§ **DATA SUPPLIED**
──────────────────────────────

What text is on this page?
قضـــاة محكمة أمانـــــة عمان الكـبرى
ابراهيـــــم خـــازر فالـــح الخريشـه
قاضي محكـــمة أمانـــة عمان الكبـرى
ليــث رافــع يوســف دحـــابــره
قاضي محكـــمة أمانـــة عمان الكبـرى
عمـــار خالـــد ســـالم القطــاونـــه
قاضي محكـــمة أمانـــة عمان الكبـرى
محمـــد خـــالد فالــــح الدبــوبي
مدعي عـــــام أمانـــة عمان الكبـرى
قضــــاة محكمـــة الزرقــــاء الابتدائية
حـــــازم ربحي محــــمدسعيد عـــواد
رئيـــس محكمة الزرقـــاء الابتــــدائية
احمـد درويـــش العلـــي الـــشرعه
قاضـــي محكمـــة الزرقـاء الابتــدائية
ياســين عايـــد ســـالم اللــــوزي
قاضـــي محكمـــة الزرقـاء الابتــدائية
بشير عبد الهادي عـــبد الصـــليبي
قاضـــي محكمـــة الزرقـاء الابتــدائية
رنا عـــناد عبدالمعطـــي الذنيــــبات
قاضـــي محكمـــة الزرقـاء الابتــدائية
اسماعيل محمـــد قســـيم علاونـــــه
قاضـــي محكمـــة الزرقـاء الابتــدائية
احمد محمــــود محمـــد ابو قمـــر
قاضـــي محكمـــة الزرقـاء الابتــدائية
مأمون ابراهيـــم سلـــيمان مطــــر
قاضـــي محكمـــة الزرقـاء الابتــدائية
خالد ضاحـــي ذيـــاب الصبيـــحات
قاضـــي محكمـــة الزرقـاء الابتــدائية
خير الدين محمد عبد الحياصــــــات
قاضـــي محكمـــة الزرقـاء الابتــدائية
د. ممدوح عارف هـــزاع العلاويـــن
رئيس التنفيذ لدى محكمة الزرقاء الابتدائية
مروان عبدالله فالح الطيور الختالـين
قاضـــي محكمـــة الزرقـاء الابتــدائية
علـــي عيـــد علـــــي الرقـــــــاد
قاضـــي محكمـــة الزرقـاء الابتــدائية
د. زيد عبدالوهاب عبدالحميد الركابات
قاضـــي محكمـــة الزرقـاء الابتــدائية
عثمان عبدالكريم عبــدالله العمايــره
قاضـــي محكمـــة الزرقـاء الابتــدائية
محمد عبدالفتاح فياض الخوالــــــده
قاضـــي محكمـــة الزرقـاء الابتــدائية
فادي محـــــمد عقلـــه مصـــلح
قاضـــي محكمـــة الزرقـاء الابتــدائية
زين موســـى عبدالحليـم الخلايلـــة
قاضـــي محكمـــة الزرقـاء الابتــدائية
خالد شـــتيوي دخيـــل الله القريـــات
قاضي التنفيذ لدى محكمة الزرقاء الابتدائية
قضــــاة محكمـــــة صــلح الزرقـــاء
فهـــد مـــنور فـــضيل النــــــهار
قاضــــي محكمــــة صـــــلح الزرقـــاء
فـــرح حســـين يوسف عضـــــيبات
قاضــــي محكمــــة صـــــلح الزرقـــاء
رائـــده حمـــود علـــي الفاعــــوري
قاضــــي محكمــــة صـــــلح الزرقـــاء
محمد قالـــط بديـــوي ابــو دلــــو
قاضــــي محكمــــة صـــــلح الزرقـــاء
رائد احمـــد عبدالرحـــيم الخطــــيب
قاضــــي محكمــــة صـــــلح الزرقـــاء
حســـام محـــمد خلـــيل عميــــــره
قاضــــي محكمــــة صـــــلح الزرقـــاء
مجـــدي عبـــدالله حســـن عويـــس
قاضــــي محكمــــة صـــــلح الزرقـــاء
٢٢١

──────────────────────────────

Extract the whole listing, character for character.

§ **FULL OUTPUT**
What text is on this page?
قضـــاة محكمة أمانـــــة عمان الكـبرى
ابراهيـــــم خـــازر فالـــح الخريشـه
قاضي محكـــمة أمانـــة عمان الكبـرى
ليــث رافــع يوســف دحـــابــره
قاضي محكـــمة أمانـــة عمان الكبـرى
عمـــار خالـــد ســـالم القطــاونـــه
قاضي محكـــمة أمانـــة عمان الكبـرى
محمـــد خـــالد فالــــح الدبــوبي
مدعي عـــــام أمانـــة عمان الكبـرى
قضــــاة محكمـــة الزرقــــاء الابتدائية
حـــــازم ربحي محــــمدسعيد عـــواد
رئيـــس محكمة الزرقـــاء الابتــــدائية
احمـد درويـــش العلـــي الـــشرعه
قاضـــي محكمـــة الزرقـاء الابتــدائية
ياســين عايـــد ســـالم اللــــوزي
قاضـــي محكمـــة الزرقـاء الابتــدائية
بشير عبد الهادي عـــبد الصـــليبي
قاضـــي محكمـــة الزرقـاء الابتــدائية
رنا عـــناد عبدالمعطـــي الذنيــــبات
قاضـــي محكمـــة الزرقـاء الابتــدائية
اسماعيل محمـــد قســـيم علاونـــــه
قاضـــي محكمـــة الزرقـاء الابتــدائية
احمد محمــــود محمـــد ابو قمـــر
قاضـــي محكمـــة الزرقـاء الابتــدائية
مأمون ابراهيـــم سلـــيمان مطــــر
قاضـــي محكمـــة الزرقـاء الابتــدائية
خالد ضاحـــي ذيـــاب الصبيـــحات
قاضـــي محكمـــة الزرقـاء الابتــدائية
خير الدين محمد عبد الحياصــــــات
قاضـــي محكمـــة الزرقـاء الابتــدائية
د. ممدوح عارف هـــزاع العلاويـــن
رئيس التنفيذ لدى محكمة الزرقاء الابتدائية
مروان عبدالله فالح الطيور الختالـين
قاضـــي محكمـــة الزرقـاء الابتــدائية
علـــي عيـــد علـــــي الرقـــــــاد
قاضـــي محكمـــة الزرقـاء الابتــدائية
د. زيد عبدالوهاب عبدالحميد الركابات
قاضـــي محكمـــة الزرقـاء الابتــدائية
عثمان عبدالكريم عبــدالله العمايــره
قاضـــي محكمـــة الزرقـاء الابتــدائية
محمد عبدالفتاح فياض الخوالــــــده
قاضـــي محكمـــة الزرقـاء الابتــدائية
فادي محـــــمد عقلـــه مصـــلح
قاضـــي محكمـــة الزرقـاء الابتــدائية
زين موســـى عبدالحليـم الخلايلـــة
قاضـــي محكمـــة الزرقـاء الابتــدائية
خالد شـــتيوي دخيـــل الله القريـــات
قاضي التنفيذ لدى محكمة الزرقاء الابتدائية
قضــــاة محكمـــــة صــلح الزرقـــاء
فهـــد مـــنور فـــضيل النــــــهار
قاضــــي محكمــــة صـــــلح الزرقـــاء
فـــرح حســـين يوسف عضـــــيبات
قاضــــي محكمــــة صـــــلح الزرقـــاء
رائـــده حمـــود علـــي الفاعــــوري
قاضــــي محكمــــة صـــــلح الزرقـــاء
محمد قالـــط بديـــوي ابــو دلــــو
قاضــــي محكمــــة صـــــلح الزرقـــاء
رائد احمـــد عبدالرحـــيم الخطــــيب
قاضــــي محكمــــة صـــــلح الزرقـــاء
حســـام محـــمد خلـــيل عميــــــره
قاضــــي محكمــــة صـــــلح الزرقـــاء
مجـــدي عبـــدالله حســـن عويـــس
قاضــــي محكمــــة صـــــلح الزرقـــاء
٢٢١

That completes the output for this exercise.